◆ EXERCISE TASK ◆
In the entries that follow, find the word "this" and report each line it is on.

◆ SUPPLIED RECORDS ◆
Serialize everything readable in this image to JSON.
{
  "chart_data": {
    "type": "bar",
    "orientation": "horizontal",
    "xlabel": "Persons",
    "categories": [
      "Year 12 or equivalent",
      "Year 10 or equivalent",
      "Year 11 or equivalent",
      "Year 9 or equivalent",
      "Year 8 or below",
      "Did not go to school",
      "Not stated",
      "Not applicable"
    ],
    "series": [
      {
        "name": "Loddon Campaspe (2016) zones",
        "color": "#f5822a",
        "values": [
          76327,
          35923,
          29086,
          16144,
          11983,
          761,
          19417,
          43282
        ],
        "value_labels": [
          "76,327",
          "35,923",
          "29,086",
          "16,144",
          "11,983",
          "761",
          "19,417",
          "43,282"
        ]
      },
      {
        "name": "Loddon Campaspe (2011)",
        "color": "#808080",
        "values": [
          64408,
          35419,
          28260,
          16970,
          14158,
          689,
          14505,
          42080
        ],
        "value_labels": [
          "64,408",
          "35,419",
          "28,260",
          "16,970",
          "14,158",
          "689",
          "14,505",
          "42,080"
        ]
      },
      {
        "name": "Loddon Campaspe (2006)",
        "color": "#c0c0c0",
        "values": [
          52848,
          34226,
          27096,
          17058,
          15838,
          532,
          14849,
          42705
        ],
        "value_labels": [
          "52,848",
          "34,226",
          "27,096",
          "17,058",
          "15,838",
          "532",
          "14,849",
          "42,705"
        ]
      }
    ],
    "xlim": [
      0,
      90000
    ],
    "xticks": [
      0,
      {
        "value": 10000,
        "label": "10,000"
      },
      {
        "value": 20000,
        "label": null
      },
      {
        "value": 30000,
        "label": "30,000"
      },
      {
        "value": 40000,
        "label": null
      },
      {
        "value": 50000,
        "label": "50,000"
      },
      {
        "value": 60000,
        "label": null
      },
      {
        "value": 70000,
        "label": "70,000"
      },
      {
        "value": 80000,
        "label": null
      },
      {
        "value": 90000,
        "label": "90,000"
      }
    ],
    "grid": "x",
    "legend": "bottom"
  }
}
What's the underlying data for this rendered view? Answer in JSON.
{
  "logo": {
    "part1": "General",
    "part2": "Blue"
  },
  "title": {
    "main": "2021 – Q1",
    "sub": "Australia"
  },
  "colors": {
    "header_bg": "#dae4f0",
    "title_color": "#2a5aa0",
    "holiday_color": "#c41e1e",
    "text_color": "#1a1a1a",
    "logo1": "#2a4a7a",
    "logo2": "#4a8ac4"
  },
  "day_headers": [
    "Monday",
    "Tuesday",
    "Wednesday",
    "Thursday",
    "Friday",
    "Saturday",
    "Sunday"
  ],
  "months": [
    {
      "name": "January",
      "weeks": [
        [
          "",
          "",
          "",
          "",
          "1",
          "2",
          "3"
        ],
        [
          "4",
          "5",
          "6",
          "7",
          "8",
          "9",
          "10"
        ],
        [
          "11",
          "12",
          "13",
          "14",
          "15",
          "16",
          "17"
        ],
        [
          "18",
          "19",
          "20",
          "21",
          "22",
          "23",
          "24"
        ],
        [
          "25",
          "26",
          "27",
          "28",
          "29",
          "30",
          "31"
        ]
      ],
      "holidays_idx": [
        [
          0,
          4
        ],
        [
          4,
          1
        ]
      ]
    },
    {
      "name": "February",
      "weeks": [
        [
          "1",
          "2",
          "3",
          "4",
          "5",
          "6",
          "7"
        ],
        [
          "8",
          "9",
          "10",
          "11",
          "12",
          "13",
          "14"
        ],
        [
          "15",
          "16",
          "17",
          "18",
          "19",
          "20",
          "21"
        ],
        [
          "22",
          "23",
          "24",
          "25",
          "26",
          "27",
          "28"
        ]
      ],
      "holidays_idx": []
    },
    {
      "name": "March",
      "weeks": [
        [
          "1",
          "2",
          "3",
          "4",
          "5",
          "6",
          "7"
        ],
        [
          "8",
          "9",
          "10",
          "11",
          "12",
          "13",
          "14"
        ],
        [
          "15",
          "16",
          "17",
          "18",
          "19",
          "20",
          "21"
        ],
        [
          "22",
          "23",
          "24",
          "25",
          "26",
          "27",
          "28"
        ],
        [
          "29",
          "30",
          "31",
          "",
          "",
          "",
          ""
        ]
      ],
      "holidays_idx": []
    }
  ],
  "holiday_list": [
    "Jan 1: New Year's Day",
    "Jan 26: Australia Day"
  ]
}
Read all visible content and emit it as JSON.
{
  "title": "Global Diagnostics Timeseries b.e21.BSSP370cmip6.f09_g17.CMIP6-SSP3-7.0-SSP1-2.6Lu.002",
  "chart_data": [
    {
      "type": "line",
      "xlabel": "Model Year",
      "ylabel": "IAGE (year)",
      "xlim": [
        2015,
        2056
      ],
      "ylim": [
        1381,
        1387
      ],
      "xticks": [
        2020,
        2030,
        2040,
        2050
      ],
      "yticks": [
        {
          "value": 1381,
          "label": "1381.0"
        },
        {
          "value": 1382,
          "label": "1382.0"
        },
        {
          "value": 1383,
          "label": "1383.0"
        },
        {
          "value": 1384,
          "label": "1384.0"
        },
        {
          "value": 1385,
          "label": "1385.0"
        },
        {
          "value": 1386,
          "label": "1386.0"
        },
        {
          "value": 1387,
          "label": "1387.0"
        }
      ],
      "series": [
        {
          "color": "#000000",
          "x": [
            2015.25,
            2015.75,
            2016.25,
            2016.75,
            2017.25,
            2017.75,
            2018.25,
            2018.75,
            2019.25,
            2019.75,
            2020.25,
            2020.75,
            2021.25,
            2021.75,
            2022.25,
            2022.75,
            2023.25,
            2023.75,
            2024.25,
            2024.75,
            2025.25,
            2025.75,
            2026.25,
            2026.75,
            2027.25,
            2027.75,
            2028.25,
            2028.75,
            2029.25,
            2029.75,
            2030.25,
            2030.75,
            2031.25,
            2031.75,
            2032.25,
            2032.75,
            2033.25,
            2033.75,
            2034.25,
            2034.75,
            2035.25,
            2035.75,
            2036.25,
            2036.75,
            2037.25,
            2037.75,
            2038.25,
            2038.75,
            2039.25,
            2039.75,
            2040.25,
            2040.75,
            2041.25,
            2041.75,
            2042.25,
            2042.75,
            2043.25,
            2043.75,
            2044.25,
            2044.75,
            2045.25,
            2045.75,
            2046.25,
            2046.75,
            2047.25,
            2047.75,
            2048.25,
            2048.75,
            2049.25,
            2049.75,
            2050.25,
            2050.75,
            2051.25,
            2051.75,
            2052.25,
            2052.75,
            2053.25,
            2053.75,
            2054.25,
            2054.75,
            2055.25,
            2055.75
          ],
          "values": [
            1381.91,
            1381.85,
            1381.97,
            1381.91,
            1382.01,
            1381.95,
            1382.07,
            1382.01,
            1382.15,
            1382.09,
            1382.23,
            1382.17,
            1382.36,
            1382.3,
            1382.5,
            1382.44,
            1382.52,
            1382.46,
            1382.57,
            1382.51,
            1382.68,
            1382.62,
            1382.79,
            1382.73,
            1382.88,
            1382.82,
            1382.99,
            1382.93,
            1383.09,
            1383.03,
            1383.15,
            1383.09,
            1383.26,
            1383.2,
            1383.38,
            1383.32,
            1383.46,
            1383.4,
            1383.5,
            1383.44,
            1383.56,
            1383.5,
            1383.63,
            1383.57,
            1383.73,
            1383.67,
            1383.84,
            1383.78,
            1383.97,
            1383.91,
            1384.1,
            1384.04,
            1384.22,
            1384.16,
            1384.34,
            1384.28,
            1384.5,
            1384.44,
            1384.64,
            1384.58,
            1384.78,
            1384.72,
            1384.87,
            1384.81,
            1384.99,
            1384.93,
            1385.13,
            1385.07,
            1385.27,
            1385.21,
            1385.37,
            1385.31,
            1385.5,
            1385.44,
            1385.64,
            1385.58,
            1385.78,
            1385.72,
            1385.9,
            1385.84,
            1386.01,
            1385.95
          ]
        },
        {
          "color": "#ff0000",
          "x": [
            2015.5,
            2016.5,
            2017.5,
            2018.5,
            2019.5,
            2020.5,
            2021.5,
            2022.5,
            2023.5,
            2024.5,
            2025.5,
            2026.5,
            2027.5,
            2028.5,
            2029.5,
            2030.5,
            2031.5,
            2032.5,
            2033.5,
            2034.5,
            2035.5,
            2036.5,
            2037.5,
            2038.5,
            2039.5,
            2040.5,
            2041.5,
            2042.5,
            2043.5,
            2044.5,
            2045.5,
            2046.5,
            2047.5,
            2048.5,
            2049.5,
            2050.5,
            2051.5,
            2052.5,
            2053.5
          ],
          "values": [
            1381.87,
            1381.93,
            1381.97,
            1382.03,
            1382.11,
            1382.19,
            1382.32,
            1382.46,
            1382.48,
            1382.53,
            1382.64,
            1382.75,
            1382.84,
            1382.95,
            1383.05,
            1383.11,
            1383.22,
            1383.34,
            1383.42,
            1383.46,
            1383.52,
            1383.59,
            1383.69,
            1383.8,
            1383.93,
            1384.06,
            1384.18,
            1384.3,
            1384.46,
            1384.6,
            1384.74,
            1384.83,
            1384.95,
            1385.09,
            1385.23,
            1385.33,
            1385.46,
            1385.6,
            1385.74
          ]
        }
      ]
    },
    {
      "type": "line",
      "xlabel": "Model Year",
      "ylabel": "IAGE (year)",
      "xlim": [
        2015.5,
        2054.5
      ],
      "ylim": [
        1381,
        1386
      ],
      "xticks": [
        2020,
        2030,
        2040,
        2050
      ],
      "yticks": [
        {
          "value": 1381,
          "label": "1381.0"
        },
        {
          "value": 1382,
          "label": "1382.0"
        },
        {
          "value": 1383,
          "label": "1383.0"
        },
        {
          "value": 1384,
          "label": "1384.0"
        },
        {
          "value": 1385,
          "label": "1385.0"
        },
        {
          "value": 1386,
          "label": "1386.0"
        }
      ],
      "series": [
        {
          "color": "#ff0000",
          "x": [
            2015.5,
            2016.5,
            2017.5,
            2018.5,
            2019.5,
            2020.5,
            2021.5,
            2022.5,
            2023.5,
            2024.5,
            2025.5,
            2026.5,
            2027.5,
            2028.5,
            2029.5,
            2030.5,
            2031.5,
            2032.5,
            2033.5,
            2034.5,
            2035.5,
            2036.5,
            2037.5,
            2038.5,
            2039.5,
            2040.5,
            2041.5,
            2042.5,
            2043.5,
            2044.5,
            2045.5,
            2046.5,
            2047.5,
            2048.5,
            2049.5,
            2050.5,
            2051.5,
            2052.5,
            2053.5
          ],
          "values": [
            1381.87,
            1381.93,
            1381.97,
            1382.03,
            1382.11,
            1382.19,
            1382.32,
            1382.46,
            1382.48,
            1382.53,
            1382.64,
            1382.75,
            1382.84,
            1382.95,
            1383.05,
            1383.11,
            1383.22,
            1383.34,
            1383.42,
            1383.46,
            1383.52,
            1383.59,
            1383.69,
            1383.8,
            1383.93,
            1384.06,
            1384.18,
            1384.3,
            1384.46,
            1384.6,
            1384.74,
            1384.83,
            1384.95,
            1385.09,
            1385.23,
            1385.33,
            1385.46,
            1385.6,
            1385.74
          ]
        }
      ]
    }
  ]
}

◆ WRITTEN SOLUTION ◆
Serialize everything readable in this image to JSON.
What's the underlying data for this rendered view? Answer in JSON.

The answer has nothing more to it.